» TASK TO CARRY OUT: Work through the material below line by line and say how many lines include the word "dataset". Only the number, please.

══════════════════════════════

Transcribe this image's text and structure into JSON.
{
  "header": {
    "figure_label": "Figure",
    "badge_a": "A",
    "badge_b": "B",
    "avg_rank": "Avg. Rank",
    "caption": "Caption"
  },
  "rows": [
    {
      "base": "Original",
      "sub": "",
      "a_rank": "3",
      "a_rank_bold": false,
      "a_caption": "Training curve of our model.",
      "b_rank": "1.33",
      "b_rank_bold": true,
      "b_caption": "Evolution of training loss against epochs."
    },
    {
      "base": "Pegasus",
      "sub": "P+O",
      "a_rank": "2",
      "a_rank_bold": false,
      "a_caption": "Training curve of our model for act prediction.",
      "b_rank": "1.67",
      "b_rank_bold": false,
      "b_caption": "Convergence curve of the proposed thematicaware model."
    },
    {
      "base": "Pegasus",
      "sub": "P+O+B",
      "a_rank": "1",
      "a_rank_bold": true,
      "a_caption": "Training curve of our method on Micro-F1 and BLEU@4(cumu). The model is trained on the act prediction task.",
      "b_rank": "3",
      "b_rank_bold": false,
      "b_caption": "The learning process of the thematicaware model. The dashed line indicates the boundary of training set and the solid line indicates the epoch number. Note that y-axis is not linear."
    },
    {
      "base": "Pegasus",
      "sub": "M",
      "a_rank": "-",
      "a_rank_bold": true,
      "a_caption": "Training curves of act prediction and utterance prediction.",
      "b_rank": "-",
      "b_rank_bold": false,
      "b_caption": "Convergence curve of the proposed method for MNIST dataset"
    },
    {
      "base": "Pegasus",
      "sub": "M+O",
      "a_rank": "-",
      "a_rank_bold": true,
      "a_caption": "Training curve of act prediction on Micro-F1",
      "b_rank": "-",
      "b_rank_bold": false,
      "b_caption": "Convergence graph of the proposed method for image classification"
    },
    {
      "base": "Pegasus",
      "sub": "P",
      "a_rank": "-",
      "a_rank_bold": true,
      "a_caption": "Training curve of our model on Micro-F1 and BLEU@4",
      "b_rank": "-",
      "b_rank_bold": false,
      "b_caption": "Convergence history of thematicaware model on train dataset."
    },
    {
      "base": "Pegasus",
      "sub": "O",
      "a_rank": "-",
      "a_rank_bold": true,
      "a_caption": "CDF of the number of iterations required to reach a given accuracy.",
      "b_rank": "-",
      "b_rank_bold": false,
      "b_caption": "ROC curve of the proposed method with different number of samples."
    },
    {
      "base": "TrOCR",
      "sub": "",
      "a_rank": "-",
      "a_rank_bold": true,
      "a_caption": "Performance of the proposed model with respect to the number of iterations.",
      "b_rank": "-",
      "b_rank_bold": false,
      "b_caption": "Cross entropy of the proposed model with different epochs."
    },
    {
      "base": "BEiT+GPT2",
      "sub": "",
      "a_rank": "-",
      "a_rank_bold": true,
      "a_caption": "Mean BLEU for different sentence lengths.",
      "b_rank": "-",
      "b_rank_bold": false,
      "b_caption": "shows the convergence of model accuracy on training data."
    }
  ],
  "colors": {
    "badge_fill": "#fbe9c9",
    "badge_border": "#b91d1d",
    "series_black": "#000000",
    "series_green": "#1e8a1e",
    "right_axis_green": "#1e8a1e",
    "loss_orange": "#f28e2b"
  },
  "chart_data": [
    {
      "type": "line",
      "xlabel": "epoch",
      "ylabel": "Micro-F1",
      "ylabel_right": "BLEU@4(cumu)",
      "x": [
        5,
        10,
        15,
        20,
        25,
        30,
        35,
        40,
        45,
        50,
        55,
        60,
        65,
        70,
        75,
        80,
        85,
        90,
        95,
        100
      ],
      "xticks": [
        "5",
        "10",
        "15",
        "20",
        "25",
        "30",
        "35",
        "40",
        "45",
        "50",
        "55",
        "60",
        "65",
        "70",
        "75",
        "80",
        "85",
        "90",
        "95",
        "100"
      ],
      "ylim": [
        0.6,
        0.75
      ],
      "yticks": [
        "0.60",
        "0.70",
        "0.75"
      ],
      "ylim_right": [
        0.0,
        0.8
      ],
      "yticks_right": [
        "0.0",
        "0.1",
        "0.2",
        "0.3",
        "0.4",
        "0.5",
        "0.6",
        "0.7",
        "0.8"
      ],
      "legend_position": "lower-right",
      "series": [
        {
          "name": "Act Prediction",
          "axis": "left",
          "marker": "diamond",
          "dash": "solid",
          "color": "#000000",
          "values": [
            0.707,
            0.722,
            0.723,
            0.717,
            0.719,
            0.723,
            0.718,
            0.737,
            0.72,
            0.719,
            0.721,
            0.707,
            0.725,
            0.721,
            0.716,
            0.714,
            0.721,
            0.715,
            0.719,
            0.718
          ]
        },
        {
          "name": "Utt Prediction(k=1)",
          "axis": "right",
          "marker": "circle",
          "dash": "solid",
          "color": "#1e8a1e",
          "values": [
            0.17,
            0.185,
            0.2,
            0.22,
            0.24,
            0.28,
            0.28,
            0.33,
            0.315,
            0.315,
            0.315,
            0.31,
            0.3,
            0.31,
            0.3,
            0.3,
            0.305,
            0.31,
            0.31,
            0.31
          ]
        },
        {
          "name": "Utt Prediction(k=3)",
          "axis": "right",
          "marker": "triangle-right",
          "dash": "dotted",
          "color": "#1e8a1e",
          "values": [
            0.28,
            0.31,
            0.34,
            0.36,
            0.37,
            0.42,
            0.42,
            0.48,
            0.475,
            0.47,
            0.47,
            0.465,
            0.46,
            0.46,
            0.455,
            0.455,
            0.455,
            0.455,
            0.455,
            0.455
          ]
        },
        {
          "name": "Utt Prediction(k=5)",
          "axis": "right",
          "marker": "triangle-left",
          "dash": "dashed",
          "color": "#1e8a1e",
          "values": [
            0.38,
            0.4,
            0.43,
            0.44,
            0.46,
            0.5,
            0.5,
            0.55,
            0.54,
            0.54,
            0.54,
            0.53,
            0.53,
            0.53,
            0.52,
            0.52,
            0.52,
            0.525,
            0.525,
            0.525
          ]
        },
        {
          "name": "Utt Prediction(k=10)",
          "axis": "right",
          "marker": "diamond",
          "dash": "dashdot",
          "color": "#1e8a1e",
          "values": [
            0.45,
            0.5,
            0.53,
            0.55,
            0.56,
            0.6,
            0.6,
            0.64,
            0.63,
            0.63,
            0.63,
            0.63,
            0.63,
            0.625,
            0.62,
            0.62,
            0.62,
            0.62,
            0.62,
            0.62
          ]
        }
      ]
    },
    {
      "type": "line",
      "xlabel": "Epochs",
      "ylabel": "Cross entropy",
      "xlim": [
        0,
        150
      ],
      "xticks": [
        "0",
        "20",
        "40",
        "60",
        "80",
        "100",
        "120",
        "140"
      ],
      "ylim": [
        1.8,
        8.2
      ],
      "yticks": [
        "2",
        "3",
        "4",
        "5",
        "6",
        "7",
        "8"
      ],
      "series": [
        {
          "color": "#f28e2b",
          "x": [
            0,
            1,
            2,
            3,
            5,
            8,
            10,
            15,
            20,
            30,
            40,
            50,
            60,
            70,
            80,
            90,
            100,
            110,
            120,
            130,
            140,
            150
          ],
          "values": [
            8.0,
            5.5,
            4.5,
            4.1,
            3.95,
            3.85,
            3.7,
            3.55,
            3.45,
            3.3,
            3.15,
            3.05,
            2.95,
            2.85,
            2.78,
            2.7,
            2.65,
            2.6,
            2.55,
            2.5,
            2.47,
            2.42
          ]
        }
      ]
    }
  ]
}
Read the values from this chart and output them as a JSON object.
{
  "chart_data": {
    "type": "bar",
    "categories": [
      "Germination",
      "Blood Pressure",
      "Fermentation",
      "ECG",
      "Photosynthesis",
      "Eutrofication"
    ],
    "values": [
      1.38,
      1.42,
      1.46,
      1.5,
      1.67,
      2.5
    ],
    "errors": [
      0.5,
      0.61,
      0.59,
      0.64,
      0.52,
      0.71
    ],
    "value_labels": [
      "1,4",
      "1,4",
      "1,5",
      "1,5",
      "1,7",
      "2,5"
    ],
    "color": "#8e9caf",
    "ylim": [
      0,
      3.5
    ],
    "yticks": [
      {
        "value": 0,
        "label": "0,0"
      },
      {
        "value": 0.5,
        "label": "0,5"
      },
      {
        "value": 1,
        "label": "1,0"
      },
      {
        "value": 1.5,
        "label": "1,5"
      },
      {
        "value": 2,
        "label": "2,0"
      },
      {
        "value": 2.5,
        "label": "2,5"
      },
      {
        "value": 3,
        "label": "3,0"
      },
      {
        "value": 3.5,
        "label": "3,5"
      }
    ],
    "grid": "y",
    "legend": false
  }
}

══════════════════════════════

» ANSWER BELOW: 2